• _Exercise task_: Every line below that contains "this" is to be copied.

• _Records for processing_:
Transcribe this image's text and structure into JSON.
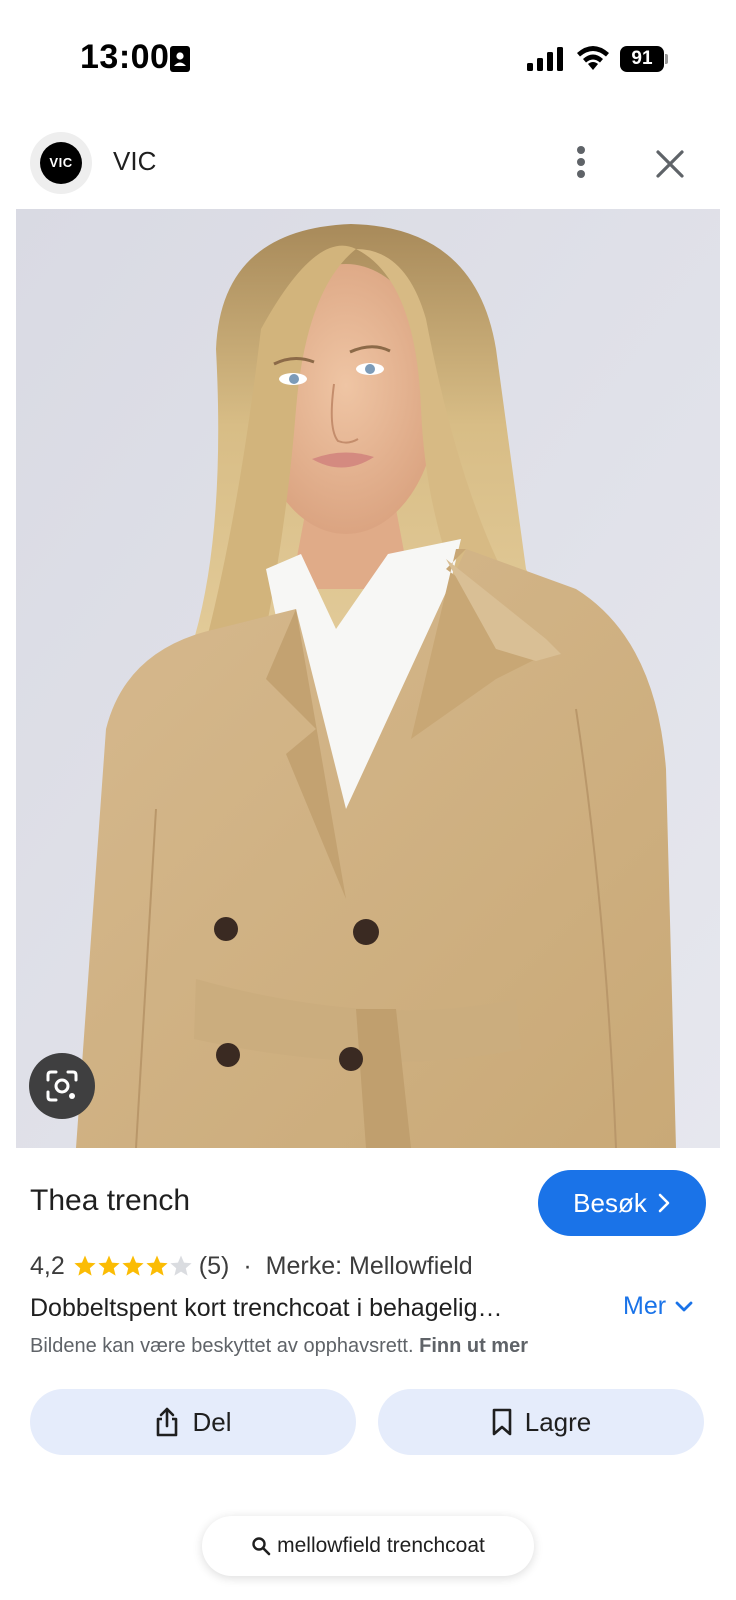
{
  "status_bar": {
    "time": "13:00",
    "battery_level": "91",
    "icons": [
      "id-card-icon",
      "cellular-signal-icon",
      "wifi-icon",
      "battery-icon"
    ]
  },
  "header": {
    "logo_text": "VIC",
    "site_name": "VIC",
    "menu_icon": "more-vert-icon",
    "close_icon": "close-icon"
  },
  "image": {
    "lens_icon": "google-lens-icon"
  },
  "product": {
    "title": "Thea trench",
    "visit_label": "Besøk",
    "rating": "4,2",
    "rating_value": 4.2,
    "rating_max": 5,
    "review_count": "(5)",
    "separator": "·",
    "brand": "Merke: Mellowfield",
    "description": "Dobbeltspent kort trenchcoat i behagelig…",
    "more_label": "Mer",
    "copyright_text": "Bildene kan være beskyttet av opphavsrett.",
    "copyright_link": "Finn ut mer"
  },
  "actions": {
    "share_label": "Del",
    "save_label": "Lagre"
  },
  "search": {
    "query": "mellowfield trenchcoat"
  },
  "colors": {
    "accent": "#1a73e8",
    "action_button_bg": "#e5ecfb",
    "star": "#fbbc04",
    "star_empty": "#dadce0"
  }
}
...
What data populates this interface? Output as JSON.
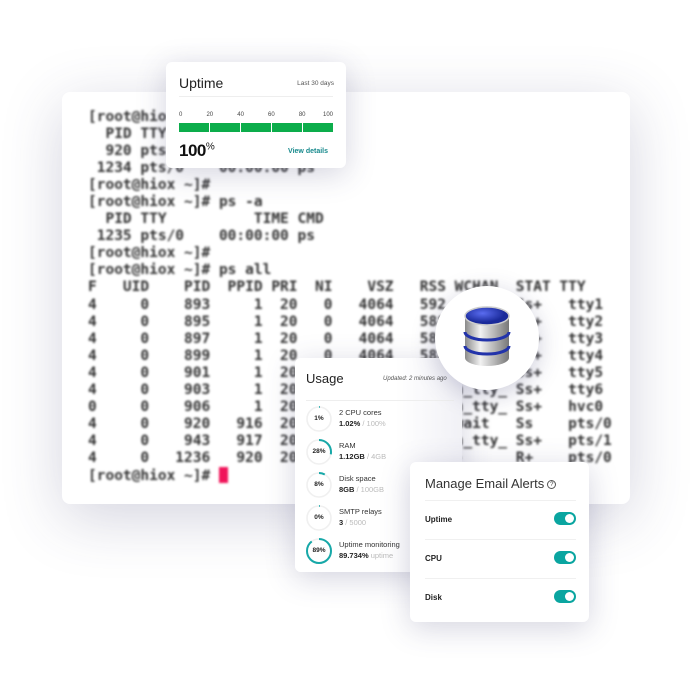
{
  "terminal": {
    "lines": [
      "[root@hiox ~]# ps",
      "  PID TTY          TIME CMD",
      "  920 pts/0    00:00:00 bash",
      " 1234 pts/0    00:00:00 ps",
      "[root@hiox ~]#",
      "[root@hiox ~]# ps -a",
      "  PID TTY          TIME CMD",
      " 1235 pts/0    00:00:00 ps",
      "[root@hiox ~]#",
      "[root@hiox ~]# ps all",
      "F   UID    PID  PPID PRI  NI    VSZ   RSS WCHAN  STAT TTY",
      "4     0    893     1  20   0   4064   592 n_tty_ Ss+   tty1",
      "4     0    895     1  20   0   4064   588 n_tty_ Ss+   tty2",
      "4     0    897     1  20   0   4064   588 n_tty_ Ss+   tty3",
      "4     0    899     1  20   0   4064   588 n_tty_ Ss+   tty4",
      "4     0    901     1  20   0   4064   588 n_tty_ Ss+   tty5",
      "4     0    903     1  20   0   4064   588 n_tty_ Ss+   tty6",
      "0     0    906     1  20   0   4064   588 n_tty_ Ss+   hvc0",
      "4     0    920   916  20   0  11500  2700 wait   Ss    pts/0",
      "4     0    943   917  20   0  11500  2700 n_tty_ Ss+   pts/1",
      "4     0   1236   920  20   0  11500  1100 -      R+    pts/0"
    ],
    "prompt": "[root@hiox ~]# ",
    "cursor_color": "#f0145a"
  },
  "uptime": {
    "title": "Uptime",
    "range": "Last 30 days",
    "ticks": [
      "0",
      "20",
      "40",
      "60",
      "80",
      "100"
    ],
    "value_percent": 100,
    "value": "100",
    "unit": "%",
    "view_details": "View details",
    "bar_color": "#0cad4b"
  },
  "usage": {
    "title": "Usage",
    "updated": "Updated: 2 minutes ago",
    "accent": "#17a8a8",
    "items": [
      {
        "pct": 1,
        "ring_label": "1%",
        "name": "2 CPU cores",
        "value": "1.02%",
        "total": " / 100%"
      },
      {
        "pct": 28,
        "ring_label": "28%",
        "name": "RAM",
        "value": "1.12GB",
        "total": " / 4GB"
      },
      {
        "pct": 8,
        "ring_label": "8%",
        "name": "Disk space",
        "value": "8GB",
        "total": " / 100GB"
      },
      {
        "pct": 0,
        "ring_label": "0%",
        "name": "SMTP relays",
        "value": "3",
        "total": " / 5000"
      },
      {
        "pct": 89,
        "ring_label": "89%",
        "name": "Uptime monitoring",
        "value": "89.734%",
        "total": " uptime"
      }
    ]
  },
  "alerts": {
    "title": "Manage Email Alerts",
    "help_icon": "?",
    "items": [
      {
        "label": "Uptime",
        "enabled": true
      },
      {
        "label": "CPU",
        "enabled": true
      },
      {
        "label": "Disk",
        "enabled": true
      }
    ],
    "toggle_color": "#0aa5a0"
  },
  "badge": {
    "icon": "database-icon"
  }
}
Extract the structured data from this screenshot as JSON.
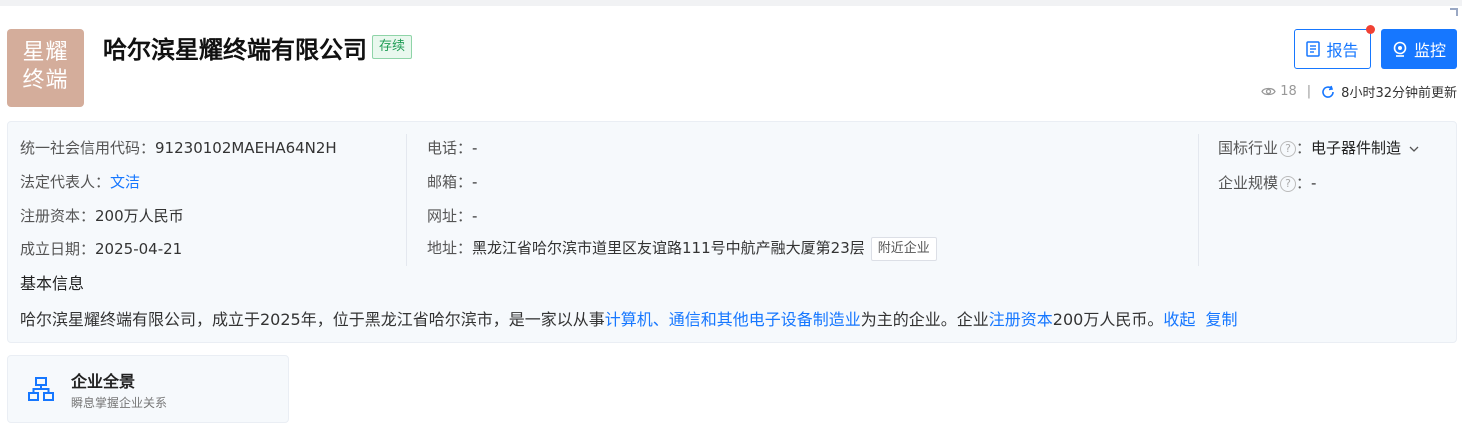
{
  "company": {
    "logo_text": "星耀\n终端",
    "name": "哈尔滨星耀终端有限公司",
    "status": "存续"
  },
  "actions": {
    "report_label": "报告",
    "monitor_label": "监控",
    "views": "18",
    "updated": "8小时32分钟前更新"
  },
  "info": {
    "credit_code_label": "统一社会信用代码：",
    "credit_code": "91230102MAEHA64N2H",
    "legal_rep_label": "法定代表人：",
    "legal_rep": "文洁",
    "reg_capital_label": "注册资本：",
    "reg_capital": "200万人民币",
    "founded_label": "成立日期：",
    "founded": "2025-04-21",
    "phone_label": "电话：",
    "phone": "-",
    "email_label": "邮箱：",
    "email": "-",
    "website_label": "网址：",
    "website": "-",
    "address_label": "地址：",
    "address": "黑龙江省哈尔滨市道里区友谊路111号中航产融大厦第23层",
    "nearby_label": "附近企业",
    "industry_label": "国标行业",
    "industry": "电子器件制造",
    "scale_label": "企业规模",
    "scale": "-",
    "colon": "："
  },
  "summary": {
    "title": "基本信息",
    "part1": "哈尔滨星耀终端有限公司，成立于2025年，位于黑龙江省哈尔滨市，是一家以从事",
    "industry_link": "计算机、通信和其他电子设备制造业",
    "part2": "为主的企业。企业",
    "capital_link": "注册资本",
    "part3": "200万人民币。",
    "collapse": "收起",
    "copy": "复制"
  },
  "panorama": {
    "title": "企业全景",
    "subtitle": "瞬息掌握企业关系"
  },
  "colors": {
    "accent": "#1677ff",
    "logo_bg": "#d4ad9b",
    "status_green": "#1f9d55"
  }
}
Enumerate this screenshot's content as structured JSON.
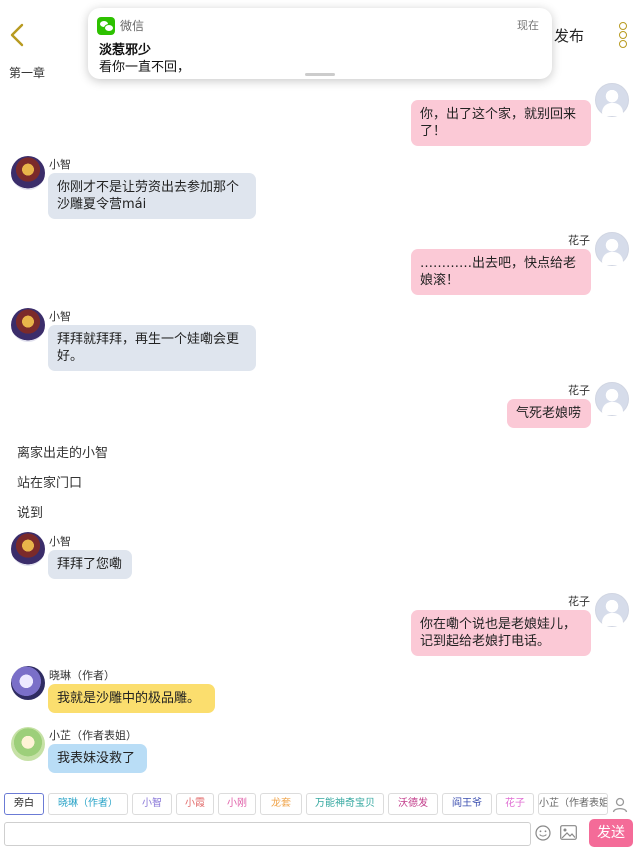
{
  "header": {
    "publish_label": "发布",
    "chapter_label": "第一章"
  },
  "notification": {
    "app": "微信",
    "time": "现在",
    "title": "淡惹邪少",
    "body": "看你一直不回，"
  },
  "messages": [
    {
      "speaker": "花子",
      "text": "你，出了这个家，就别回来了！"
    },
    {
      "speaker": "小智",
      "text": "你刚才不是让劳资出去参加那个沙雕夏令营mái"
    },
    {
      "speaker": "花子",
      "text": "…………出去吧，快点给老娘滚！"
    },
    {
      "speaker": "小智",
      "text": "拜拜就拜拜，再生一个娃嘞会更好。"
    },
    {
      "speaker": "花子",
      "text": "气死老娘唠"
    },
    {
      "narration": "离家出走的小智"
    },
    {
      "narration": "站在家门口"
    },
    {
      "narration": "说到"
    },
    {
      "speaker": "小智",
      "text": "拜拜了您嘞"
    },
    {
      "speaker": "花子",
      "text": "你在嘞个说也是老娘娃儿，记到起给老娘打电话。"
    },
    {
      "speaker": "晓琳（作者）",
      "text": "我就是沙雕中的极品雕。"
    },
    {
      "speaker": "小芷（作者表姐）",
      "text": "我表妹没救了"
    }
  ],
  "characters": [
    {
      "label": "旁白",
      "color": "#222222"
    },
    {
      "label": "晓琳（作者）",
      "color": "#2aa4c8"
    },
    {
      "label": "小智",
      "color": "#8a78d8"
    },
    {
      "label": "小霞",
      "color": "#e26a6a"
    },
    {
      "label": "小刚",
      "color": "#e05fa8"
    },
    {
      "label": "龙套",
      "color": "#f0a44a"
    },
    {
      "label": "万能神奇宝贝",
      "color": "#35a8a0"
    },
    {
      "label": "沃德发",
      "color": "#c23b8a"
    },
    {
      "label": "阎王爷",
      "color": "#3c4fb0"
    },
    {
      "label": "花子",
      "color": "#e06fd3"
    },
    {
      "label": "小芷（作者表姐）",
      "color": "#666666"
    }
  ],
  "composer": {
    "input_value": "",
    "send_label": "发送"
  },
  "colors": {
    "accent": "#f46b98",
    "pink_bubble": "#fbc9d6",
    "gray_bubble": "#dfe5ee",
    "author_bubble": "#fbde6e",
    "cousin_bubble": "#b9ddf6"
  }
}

• _Correct answer_:
Transcribe this image's text and structure into JSON.
What data populates this interface? Output as JSON.
Extract the structured data from this screenshot as JSON.
Enumerate this screenshot's content as structured JSON.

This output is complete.